● Records for this task
+===+
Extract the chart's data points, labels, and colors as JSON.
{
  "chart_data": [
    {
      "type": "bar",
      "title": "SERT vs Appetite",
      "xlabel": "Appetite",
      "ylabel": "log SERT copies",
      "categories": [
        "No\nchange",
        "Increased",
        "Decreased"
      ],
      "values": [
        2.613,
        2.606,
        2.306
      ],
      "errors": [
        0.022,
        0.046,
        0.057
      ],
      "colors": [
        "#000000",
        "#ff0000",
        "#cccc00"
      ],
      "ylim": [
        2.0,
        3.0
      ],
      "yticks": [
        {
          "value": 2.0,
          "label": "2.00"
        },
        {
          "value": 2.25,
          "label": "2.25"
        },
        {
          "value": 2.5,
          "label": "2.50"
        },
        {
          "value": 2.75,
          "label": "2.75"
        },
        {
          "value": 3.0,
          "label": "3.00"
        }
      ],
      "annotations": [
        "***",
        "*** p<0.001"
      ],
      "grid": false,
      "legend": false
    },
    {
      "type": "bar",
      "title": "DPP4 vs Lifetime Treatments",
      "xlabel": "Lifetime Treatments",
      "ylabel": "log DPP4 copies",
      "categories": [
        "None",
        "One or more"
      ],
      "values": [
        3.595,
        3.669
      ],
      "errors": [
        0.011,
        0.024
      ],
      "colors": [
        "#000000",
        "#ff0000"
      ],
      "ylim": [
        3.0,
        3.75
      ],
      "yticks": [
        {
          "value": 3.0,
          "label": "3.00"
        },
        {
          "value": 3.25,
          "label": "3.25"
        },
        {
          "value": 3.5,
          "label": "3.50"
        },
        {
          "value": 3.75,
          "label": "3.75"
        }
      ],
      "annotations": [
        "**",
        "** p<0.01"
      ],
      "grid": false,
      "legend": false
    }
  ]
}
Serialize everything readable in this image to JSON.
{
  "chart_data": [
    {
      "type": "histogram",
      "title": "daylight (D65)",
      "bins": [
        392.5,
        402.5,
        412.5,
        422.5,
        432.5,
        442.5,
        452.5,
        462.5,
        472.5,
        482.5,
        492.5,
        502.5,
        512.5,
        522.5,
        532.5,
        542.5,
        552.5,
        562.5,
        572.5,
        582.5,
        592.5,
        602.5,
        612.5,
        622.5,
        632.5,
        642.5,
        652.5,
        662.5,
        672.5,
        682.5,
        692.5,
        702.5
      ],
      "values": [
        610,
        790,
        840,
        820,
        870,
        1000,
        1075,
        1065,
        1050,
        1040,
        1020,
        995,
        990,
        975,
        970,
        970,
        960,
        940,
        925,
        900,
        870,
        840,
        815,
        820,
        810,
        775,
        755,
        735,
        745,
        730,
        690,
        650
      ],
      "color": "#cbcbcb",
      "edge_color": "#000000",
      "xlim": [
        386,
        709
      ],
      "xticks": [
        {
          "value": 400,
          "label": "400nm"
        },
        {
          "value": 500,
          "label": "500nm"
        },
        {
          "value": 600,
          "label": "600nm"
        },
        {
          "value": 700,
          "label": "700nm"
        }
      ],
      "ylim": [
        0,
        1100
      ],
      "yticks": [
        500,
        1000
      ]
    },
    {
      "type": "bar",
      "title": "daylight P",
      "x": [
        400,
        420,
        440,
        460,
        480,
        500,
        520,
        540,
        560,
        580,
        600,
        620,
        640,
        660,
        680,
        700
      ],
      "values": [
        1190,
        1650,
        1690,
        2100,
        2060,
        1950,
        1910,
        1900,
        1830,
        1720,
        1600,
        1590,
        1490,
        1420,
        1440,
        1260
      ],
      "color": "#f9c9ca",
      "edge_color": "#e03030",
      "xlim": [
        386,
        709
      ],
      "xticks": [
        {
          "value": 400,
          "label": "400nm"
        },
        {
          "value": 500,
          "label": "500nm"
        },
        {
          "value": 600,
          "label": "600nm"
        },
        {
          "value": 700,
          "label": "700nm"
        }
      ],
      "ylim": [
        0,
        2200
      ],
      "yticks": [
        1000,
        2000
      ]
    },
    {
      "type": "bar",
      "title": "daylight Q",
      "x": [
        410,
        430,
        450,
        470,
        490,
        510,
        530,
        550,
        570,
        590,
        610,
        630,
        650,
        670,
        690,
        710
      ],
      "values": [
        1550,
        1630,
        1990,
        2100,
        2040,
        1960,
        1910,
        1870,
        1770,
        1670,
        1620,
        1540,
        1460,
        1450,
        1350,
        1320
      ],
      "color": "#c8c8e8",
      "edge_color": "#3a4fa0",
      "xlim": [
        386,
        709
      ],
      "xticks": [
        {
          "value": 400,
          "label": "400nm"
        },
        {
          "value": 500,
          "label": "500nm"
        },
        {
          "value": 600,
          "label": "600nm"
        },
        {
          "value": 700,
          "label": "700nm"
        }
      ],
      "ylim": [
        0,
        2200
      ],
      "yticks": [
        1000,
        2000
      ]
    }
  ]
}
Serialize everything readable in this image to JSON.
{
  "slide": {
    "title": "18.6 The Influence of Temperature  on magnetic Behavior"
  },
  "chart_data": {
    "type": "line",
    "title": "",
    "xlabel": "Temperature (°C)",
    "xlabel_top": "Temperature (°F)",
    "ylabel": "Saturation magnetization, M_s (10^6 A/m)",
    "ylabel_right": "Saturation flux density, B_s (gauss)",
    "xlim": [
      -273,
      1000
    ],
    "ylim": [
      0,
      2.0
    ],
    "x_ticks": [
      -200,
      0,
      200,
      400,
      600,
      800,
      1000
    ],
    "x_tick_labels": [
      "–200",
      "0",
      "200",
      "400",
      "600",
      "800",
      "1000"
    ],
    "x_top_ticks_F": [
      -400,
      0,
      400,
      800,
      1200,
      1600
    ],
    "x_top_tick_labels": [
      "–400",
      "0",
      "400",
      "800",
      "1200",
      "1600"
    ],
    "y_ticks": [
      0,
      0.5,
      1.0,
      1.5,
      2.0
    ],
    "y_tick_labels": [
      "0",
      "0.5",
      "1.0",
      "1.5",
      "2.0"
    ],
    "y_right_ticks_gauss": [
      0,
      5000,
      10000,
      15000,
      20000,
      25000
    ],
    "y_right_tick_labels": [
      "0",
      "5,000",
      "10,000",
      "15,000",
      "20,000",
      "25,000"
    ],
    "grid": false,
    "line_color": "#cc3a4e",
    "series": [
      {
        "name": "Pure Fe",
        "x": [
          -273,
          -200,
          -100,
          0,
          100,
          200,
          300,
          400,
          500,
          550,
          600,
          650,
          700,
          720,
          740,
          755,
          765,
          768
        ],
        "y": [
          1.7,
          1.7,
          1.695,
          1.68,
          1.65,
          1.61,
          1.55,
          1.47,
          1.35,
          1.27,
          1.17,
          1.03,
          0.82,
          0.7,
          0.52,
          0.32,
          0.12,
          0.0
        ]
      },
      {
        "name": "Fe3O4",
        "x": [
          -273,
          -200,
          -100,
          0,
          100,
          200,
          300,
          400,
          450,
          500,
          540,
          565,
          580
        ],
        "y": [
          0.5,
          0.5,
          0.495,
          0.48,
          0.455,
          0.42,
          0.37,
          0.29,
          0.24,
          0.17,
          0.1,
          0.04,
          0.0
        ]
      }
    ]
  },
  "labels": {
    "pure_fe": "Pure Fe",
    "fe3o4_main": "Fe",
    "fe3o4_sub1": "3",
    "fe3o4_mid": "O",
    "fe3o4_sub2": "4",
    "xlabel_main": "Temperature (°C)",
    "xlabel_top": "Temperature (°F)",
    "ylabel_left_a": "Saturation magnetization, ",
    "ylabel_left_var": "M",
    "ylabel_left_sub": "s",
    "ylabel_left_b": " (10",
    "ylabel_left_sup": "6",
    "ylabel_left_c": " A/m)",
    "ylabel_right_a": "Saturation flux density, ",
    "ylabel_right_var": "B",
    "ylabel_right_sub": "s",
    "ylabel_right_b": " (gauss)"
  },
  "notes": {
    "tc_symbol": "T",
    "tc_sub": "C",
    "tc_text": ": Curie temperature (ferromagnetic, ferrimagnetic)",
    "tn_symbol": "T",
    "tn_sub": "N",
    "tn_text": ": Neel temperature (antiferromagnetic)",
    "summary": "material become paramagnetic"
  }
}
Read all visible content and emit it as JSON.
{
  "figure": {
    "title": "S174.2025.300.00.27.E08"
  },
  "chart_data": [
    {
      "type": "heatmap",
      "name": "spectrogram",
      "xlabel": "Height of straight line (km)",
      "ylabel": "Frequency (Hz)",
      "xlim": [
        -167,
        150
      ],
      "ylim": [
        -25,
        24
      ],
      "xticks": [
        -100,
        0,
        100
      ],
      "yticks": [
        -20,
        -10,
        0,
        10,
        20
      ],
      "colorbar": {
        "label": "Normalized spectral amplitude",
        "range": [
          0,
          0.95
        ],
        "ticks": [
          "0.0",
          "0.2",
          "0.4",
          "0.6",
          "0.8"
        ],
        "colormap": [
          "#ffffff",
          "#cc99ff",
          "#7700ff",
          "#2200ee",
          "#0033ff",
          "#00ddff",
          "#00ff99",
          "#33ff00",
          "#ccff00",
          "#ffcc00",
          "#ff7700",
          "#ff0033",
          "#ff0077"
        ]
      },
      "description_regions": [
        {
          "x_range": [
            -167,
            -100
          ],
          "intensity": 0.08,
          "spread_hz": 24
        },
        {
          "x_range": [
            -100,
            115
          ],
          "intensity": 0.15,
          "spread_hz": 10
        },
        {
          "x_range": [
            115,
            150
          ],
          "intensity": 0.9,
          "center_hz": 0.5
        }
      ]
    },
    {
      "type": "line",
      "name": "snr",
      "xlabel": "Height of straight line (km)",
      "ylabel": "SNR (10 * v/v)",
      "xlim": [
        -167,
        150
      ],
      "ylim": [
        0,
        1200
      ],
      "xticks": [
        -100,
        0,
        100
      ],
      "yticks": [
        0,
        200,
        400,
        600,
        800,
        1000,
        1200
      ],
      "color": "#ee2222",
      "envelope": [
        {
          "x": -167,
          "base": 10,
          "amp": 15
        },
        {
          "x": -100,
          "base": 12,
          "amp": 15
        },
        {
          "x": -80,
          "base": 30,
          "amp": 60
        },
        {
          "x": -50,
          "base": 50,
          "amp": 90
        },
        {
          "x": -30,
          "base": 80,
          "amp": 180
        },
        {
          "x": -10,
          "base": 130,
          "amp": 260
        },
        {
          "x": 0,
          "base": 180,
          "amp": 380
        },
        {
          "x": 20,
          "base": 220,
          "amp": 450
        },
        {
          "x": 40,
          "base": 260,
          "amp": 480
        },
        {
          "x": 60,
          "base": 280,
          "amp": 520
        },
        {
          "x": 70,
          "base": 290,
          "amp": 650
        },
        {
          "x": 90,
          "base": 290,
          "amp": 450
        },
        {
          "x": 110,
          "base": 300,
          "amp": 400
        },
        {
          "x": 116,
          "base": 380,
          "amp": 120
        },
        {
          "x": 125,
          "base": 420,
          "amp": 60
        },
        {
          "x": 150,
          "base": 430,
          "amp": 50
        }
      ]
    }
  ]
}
+===+
● Directive
Working from the listing above, pick out every line that has "title" and copy it.

● Full solution
      "title": "SERT vs Appetite",
      "title": "DPP4 vs Lifetime Treatments",
      "title": "daylight (D65)",
      "title": "daylight P",
      "title": "daylight Q",
    "title": "18.6 The Influence of Temperature  on magnetic Behavior"
    "title": "",
    "title": "S174.2025.300.00.27.E08"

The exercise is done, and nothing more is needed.